# Records for the exercise start

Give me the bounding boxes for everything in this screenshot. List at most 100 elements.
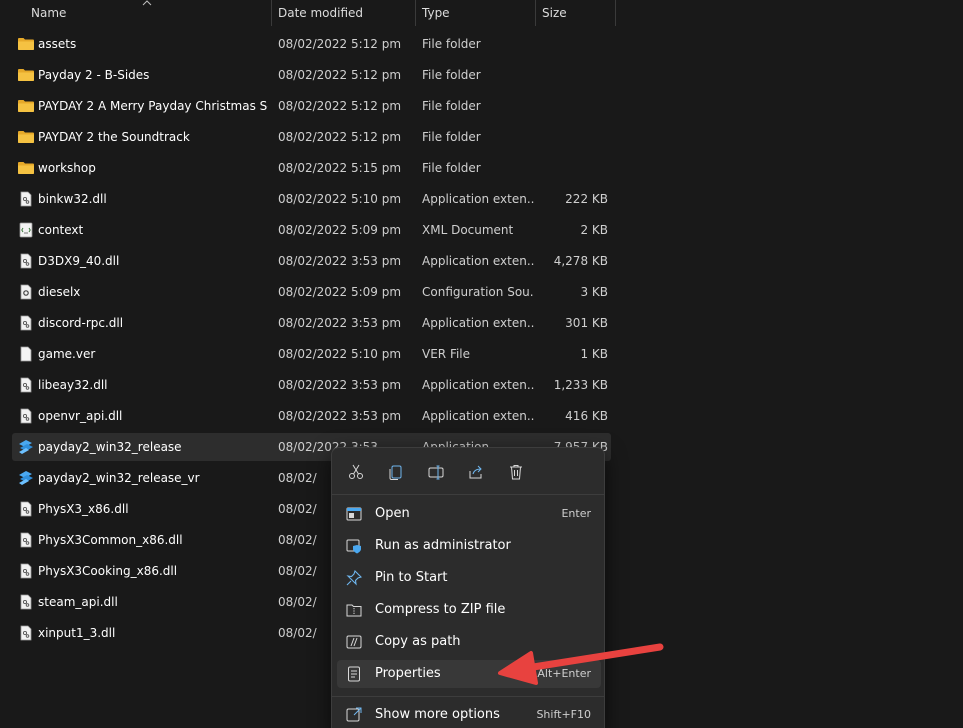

# Records for the exercise end
# Records for the exercise start

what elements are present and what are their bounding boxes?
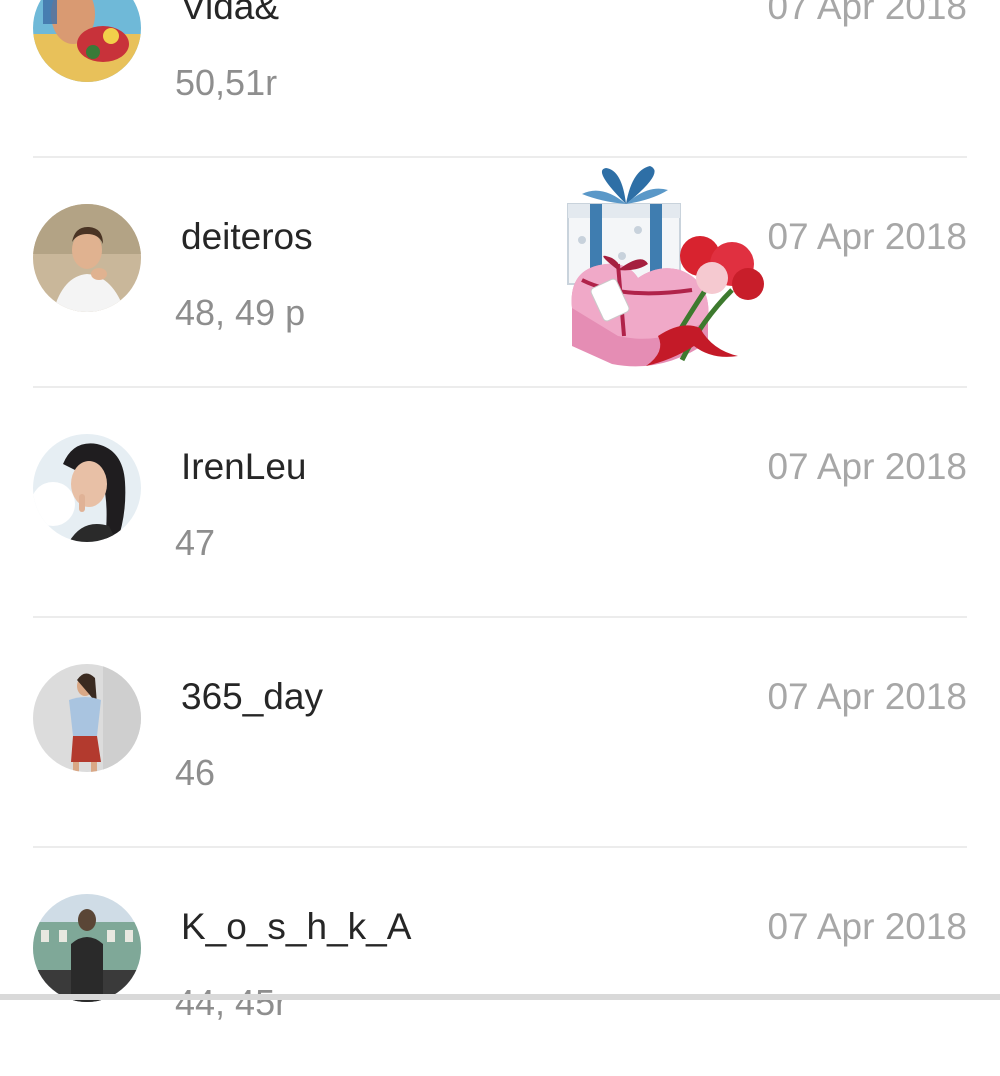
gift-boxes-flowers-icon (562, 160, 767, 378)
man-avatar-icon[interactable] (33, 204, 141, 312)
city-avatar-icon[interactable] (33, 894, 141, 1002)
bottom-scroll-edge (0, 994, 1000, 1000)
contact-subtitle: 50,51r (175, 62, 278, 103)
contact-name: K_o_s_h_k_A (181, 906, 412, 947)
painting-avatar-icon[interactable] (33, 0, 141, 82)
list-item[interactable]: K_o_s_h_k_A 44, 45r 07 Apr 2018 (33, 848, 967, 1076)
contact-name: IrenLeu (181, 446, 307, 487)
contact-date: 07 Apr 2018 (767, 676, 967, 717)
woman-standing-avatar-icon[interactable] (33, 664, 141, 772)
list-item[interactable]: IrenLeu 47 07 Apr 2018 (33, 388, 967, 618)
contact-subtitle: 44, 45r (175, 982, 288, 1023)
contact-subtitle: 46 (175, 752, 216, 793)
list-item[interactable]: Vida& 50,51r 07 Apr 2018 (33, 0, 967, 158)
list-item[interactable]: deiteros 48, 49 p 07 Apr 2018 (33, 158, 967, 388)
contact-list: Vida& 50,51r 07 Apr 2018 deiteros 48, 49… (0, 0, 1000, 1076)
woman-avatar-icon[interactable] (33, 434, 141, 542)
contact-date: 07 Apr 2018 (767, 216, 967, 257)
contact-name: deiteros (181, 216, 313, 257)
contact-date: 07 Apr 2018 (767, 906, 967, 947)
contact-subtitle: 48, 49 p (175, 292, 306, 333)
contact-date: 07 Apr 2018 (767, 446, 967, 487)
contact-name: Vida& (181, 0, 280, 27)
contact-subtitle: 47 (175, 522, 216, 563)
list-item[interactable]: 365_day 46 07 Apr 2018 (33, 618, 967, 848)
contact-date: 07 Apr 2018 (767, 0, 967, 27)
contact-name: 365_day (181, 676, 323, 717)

# Records for the exercise end

Stated goal:
Render the part of the items that opens with the line containing "what elements are" and closes with the line containing "contact-name: IrenLeu (181, 446, 307, 487)", both included, as a Markdown table with the columns Row and Line, numbering each line and leaving out blank lines. Omit the pictures from the table.

Exercise solution:
| Row | Line |
|---|---|
| 1 | what elements are present and what are their bounding boxes? |
| 2 | gift-boxes-flowers-icon (562, 160, 767, 378) |
| 3 | man-avatar-icon[interactable] (33, 204, 141, 312) |
| 4 | city-avatar-icon[interactable] (33, 894, 141, 1002) |
| 5 | bottom-scroll-edge (0, 994, 1000, 1000) |
| 6 | contact-subtitle: 50,51r (175, 62, 278, 103) |
| 7 | contact-name: K_o_s_h_k_A (181, 906, 412, 947) |
| 8 | painting-avatar-icon[interactable] (33, 0, 141, 82) |
| 9 | list-item[interactable]: K_o_s_h_k_A 44, 45r 07 Apr 2018 (33, 848, 967, 1076) |
| 10 | contact-name: IrenLeu (181, 446, 307, 487) |